Dataset records
>> START

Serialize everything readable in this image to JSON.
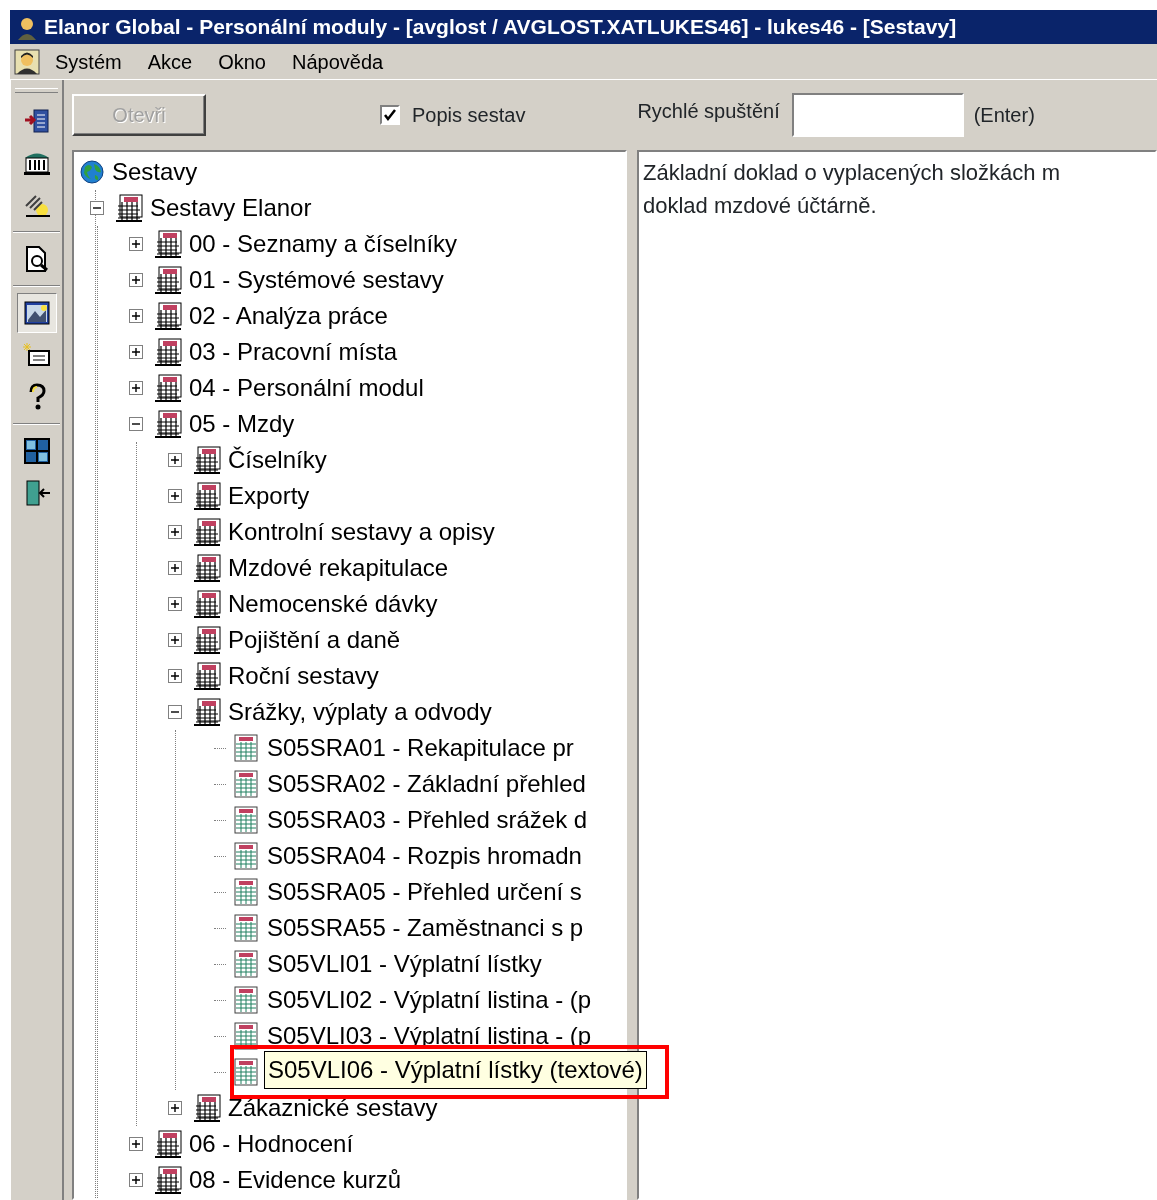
{
  "window": {
    "title": "Elanor Global - Personální moduly - [avglost / AVGLOST.XATLUKES46] - lukes46 - [Sestavy]"
  },
  "menu": [
    "Systém",
    "Akce",
    "Okno",
    "Nápověda"
  ],
  "toolbar": [
    {
      "kind": "button",
      "pressed": false
    },
    {
      "kind": "button",
      "pressed": false
    },
    {
      "kind": "button",
      "pressed": false
    },
    {
      "kind": "separator"
    },
    {
      "kind": "button",
      "pressed": false
    },
    {
      "kind": "separator"
    },
    {
      "kind": "button",
      "pressed": true
    },
    {
      "kind": "button",
      "pressed": false
    },
    {
      "kind": "button",
      "pressed": false
    },
    {
      "kind": "separator"
    },
    {
      "kind": "button",
      "pressed": false
    },
    {
      "kind": "button",
      "pressed": false
    }
  ],
  "open_button": {
    "label": "Otevři",
    "disabled": true
  },
  "description_checkbox": {
    "label": "Popis sestav",
    "checked": true
  },
  "quick_launch": {
    "label": "Rychlé spuštění",
    "hint": "(Enter)"
  },
  "tree": {
    "kind": "root",
    "label": "Sestavy",
    "children": [
      {
        "kind": "folder",
        "label": "Sestavy Elanor",
        "expanded": true,
        "children": [
          {
            "kind": "folder",
            "label": "00 - Seznamy a číselníky",
            "expanded": false
          },
          {
            "kind": "folder",
            "label": "01 - Systémové sestavy",
            "expanded": false
          },
          {
            "kind": "folder",
            "label": "02 - Analýza práce",
            "expanded": false
          },
          {
            "kind": "folder",
            "label": "03 - Pracovní místa",
            "expanded": false
          },
          {
            "kind": "folder",
            "label": "04 - Personální modul",
            "expanded": false
          },
          {
            "kind": "folder",
            "label": "05 - Mzdy",
            "expanded": true,
            "children": [
              {
                "kind": "folder",
                "label": "Číselníky",
                "expanded": false
              },
              {
                "kind": "folder",
                "label": "Exporty",
                "expanded": false
              },
              {
                "kind": "folder",
                "label": "Kontrolní sestavy a opisy",
                "expanded": false
              },
              {
                "kind": "folder",
                "label": "Mzdové rekapitulace",
                "expanded": false
              },
              {
                "kind": "folder",
                "label": "Nemocenské dávky",
                "expanded": false
              },
              {
                "kind": "folder",
                "label": "Pojištění a daně",
                "expanded": false
              },
              {
                "kind": "folder",
                "label": "Roční sestavy",
                "expanded": false
              },
              {
                "kind": "folder",
                "label": "Srážky, výplaty a odvody",
                "expanded": true,
                "children": [
                  {
                    "kind": "report",
                    "label": "S05SRA01 - Rekapitulace pr"
                  },
                  {
                    "kind": "report",
                    "label": "S05SRA02 - Základní přehled"
                  },
                  {
                    "kind": "report",
                    "label": "S05SRA03 - Přehled srážek d"
                  },
                  {
                    "kind": "report",
                    "label": "S05SRA04 - Rozpis hromadn"
                  },
                  {
                    "kind": "report",
                    "label": "S05SRA05 - Přehled určení s"
                  },
                  {
                    "kind": "report",
                    "label": "S05SRA55 - Zaměstnanci s p"
                  },
                  {
                    "kind": "report",
                    "label": "S05VLI01 - Výplatní lístky"
                  },
                  {
                    "kind": "report",
                    "label": "S05VLI02 - Výplatní listina - (p"
                  },
                  {
                    "kind": "report",
                    "label": "S05VLI03 - Výplatní listina - (p"
                  },
                  {
                    "kind": "report",
                    "label": "S05VLI06 - Výplatní lístky (textové)",
                    "tooltip": true,
                    "highlight": true
                  }
                ]
              },
              {
                "kind": "folder",
                "label": "Zákaznické sestavy",
                "expanded": false
              }
            ]
          },
          {
            "kind": "folder",
            "label": "06 - Hodnocení",
            "expanded": false
          },
          {
            "kind": "folder",
            "label": "08 - Evidence kurzů",
            "expanded": false
          }
        ]
      }
    ]
  },
  "description": [
    "Základní doklad o vyplacených složkách m",
    "doklad mzdové účtárně."
  ]
}
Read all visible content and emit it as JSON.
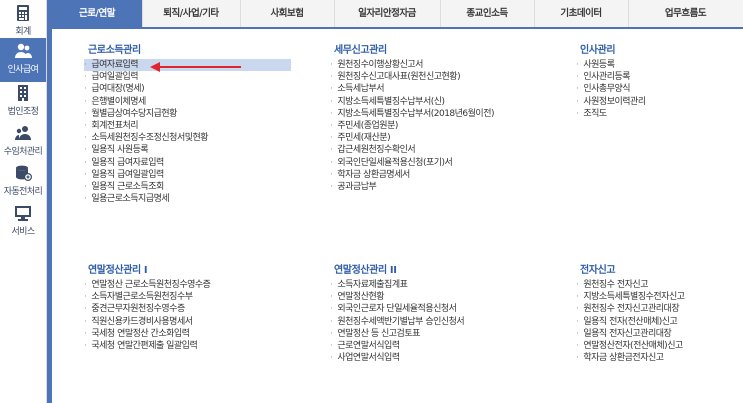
{
  "sidebar": {
    "items": [
      {
        "label": "회계",
        "icon": "calculator-icon"
      },
      {
        "label": "인사급여",
        "icon": "users-icon"
      },
      {
        "label": "법인조정",
        "icon": "building-icon"
      },
      {
        "label": "수임처관리",
        "icon": "clients-icon"
      },
      {
        "label": "자동전처리",
        "icon": "database-icon"
      },
      {
        "label": "서비스",
        "icon": "monitor-icon"
      }
    ],
    "active_index": 1
  },
  "tabs": [
    "근로/연말",
    "퇴직/사업/기타",
    "사회보험",
    "일자리안정자금",
    "종교인소득",
    "기초데이터",
    "업무흐름도"
  ],
  "colors": {
    "accent": "#4e74b8",
    "section_title": "#2f5ea8",
    "selected_row": "#c9d7ef",
    "arrow": "#e0262a"
  },
  "sections": {
    "s1": {
      "title": "근로소득관리",
      "items": [
        "급여자료입력",
        "급여일괄입력",
        "급여대장(명세)",
        "은행별이체명세",
        "월별급상여수당지급현황",
        "회계전표처리",
        "소득세원천징수조정신청서및현황",
        "일용직 사원등록",
        "일용직 급여자료입력",
        "일용직 급여일괄입력",
        "일용직 근로소득조회",
        "일용근로소득지급명세"
      ]
    },
    "s2": {
      "title": "세무신고관리",
      "items": [
        "원천징수이행상황신고서",
        "원천징수신고대사표(원천신고현황)",
        "소득세납부서",
        "지방소득세특별징수납부서(신)",
        "지방소득세특별징수납부서(2018년6월이전)",
        "주민세(종업원분)",
        "주민세(재산분)",
        "갑근세원천징수확인서",
        "외국인단일세율적용신청(포기)서",
        "학자금 상환금명세서",
        "공과금납부"
      ]
    },
    "s3": {
      "title": "인사관리",
      "items": [
        "사원등록",
        "인사관리등록",
        "인사총무양식",
        "사원정보이력관리",
        "조직도"
      ]
    },
    "s4": {
      "title": "연말정산관리 I",
      "items": [
        "연말정산 근로소득원천징수영수증",
        "소득자별근로소득원천징수부",
        "중견근무자원천징수영수증",
        "직원신용카드경비사용명세서",
        "국세청 연말정산 간소화입력",
        "국세청 연말간편제출 일괄입력"
      ]
    },
    "s5": {
      "title": "연말정산관리 II",
      "items": [
        "소득자료제출집계표",
        "연말정산현황",
        "외국인근로자 단일세율적용신청서",
        "원천징수세액반기별납부 승인신청서",
        "연말정산 등 신고검토표",
        "근로연말서식입력",
        "사업연말서식입력"
      ]
    },
    "s6": {
      "title": "전자신고",
      "items": [
        "원천징수 전자신고",
        "지방소득세특별징수전자신고",
        "원천징수 전자신고관리대장",
        "일용직 전자(전산매체)신고",
        "일용직 전자신고관리대장",
        "연말정산전자(전산매체)신고",
        "학자금 상환금전자신고"
      ]
    }
  },
  "selected_item": "급여자료입력"
}
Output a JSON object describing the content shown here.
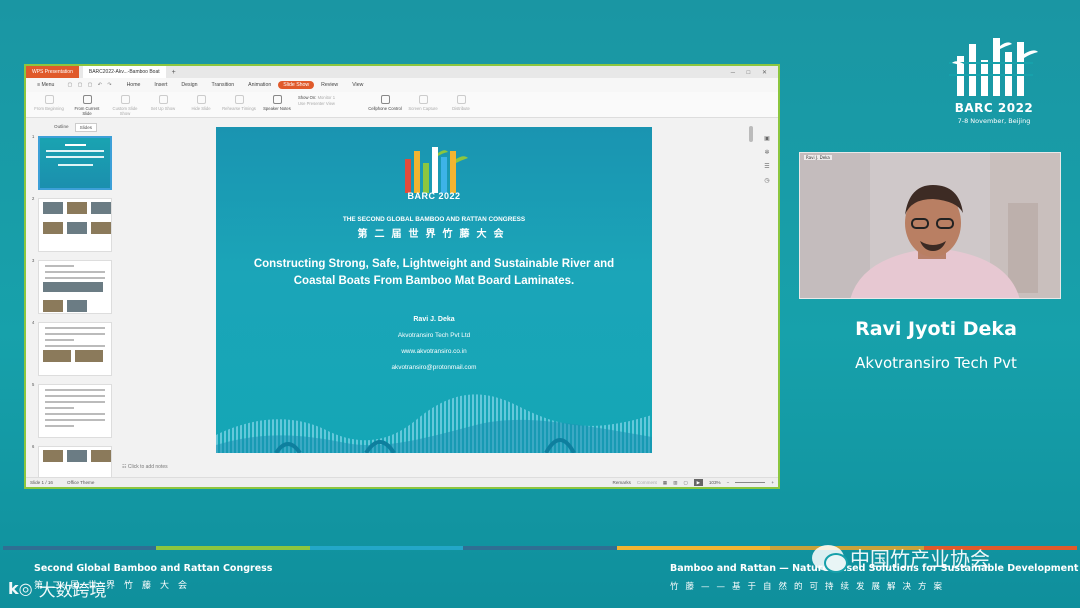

>> END

Leave the pictures out and output the rest of the listing exactly.

- _Expected output_
Serialize everything readable in this image to JSON.
{
  "window": {
    "title": "Elanor Global - Personální moduly - [avglost / AVGLOST.XATLUKES46] - lukes46 - [Sestavy]"
  },
  "menu": [
    "Systém",
    "Akce",
    "Okno",
    "Nápověda"
  ],
  "toolbar": [
    {
      "kind": "button",
      "pressed": false
    },
    {
      "kind": "button",
      "pressed": false
    },
    {
      "kind": "button",
      "pressed": false
    },
    {
      "kind": "separator"
    },
    {
      "kind": "button",
      "pressed": false
    },
    {
      "kind": "separator"
    },
    {
      "kind": "button",
      "pressed": true
    },
    {
      "kind": "button",
      "pressed": false
    },
    {
      "kind": "button",
      "pressed": false
    },
    {
      "kind": "separator"
    },
    {
      "kind": "button",
      "pressed": false
    },
    {
      "kind": "button",
      "pressed": false
    }
  ],
  "open_button": {
    "label": "Otevři",
    "disabled": true
  },
  "description_checkbox": {
    "label": "Popis sestav",
    "checked": true
  },
  "quick_launch": {
    "label": "Rychlé spuštění",
    "hint": "(Enter)"
  },
  "tree": {
    "kind": "root",
    "label": "Sestavy",
    "children": [
      {
        "kind": "folder",
        "label": "Sestavy Elanor",
        "expanded": true,
        "children": [
          {
            "kind": "folder",
            "label": "00 - Seznamy a číselníky",
            "expanded": false
          },
          {
            "kind": "folder",
            "label": "01 - Systémové sestavy",
            "expanded": false
          },
          {
            "kind": "folder",
            "label": "02 - Analýza práce",
            "expanded": false
          },
          {
            "kind": "folder",
            "label": "03 - Pracovní místa",
            "expanded": false
          },
          {
            "kind": "folder",
            "label": "04 - Personální modul",
            "expanded": false
          },
          {
            "kind": "folder",
            "label": "05 - Mzdy",
            "expanded": true,
            "children": [
              {
                "kind": "folder",
                "label": "Číselníky",
                "expanded": false
              },
              {
                "kind": "folder",
                "label": "Exporty",
                "expanded": false
              },
              {
                "kind": "folder",
                "label": "Kontrolní sestavy a opisy",
                "expanded": false
              },
              {
                "kind": "folder",
                "label": "Mzdové rekapitulace",
                "expanded": false
              },
              {
                "kind": "folder",
                "label": "Nemocenské dávky",
                "expanded": false
              },
              {
                "kind": "folder",
                "label": "Pojištění a daně",
                "expanded": false
              },
              {
                "kind": "folder",
                "label": "Roční sestavy",
                "expanded": false
              },
              {
                "kind": "folder",
                "label": "Srážky, výplaty a odvody",
                "expanded": true,
                "children": [
                  {
                    "kind": "report",
                    "label": "S05SRA01 - Rekapitulace pr"
                  },
                  {
                    "kind": "report",
                    "label": "S05SRA02 - Základní přehled"
                  },
                  {
                    "kind": "report",
                    "label": "S05SRA03 - Přehled srážek d"
                  },
                  {
                    "kind": "report",
                    "label": "S05SRA04 - Rozpis hromadn"
                  },
                  {
                    "kind": "report",
                    "label": "S05SRA05 - Přehled určení s"
                  },
                  {
                    "kind": "report",
                    "label": "S05SRA55 - Zaměstnanci s p"
                  },
                  {
                    "kind": "report",
                    "label": "S05VLI01 - Výplatní lístky"
                  },
                  {
                    "kind": "report",
                    "label": "S05VLI02 - Výplatní listina - (p"
                  },
                  {
                    "kind": "report",
                    "label": "S05VLI03 - Výplatní listina - (p"
                  },
                  {
                    "kind": "report",
                    "label": "S05VLI06 - Výplatní lístky (textové)",
                    "tooltip": true,
                    "highlight": true
                  }
                ]
              },
              {
                "kind": "folder",
                "label": "Zákaznické sestavy",
                "expanded": false
              }
            ]
          },
          {
            "kind": "folder",
            "label": "06 - Hodnocení",
            "expanded": false
          },
          {
            "kind": "folder",
            "label": "08 - Evidence kurzů",
            "expanded": false
          }
        ]
      }
    ]
  },
  "description": [
    "Základní doklad o vyplacených složkách m",
    "doklad mzdové účtárně."
  ]
}
Read all visible content and emit it as JSON.
{
  "sidebar": {
    "items": [
      {
        "label": "회계",
        "icon": "calculator-icon"
      },
      {
        "label": "인사급여",
        "icon": "users-icon"
      },
      {
        "label": "법인조정",
        "icon": "building-icon"
      },
      {
        "label": "수임처관리",
        "icon": "clients-icon"
      },
      {
        "label": "자동전처리",
        "icon": "database-icon"
      },
      {
        "label": "서비스",
        "icon": "monitor-icon"
      }
    ],
    "active_index": 1
  },
  "tabs": [
    "근로/연말",
    "퇴직/사업/기타",
    "사회보험",
    "일자리안정자금",
    "종교인소득",
    "기초데이터",
    "업무흐름도"
  ],
  "colors": {
    "accent": "#4e74b8",
    "section_title": "#2f5ea8",
    "selected_row": "#c9d7ef",
    "arrow": "#e0262a"
  },
  "sections": {
    "s1": {
      "title": "근로소득관리",
      "items": [
        "급여자료입력",
        "급여일괄입력",
        "급여대장(명세)",
        "은행별이체명세",
        "월별급상여수당지급현황",
        "회계전표처리",
        "소득세원천징수조정신청서및현황",
        "일용직 사원등록",
        "일용직 급여자료입력",
        "일용직 급여일괄입력",
        "일용직 근로소득조회",
        "일용근로소득지급명세"
      ]
    },
    "s2": {
      "title": "세무신고관리",
      "items": [
        "원천징수이행상황신고서",
        "원천징수신고대사표(원천신고현황)",
        "소득세납부서",
        "지방소득세특별징수납부서(신)",
        "지방소득세특별징수납부서(2018년6월이전)",
        "주민세(종업원분)",
        "주민세(재산분)",
        "갑근세원천징수확인서",
        "외국인단일세율적용신청(포기)서",
        "학자금 상환금명세서",
        "공과금납부"
      ]
    },
    "s3": {
      "title": "인사관리",
      "items": [
        "사원등록",
        "인사관리등록",
        "인사총무양식",
        "사원정보이력관리",
        "조직도"
      ]
    },
    "s4": {
      "title": "연말정산관리 I",
      "items": [
        "연말정산 근로소득원천징수영수증",
        "소득자별근로소득원천징수부",
        "중견근무자원천징수영수증",
        "직원신용카드경비사용명세서",
        "국세청 연말정산 간소화입력",
        "국세청 연말간편제출 일괄입력"
      ]
    },
    "s5": {
      "title": "연말정산관리 II",
      "items": [
        "소득자료제출집계표",
        "연말정산현황",
        "외국인근로자 단일세율적용신청서",
        "원천징수세액반기별납부 승인신청서",
        "연말정산 등 신고검토표",
        "근로연말서식입력",
        "사업연말서식입력"
      ]
    },
    "s6": {
      "title": "전자신고",
      "items": [
        "원천징수 전자신고",
        "지방소득세특별징수전자신고",
        "원천징수 전자신고관리대장",
        "일용직 전자(전산매체)신고",
        "일용직 전자신고관리대장",
        "연말정산전자(전산매체)신고",
        "학자금 상환금전자신고"
      ]
    }
  },
  "selected_item": "급여자료입력"
}
Output a JSON object describing the content shown here.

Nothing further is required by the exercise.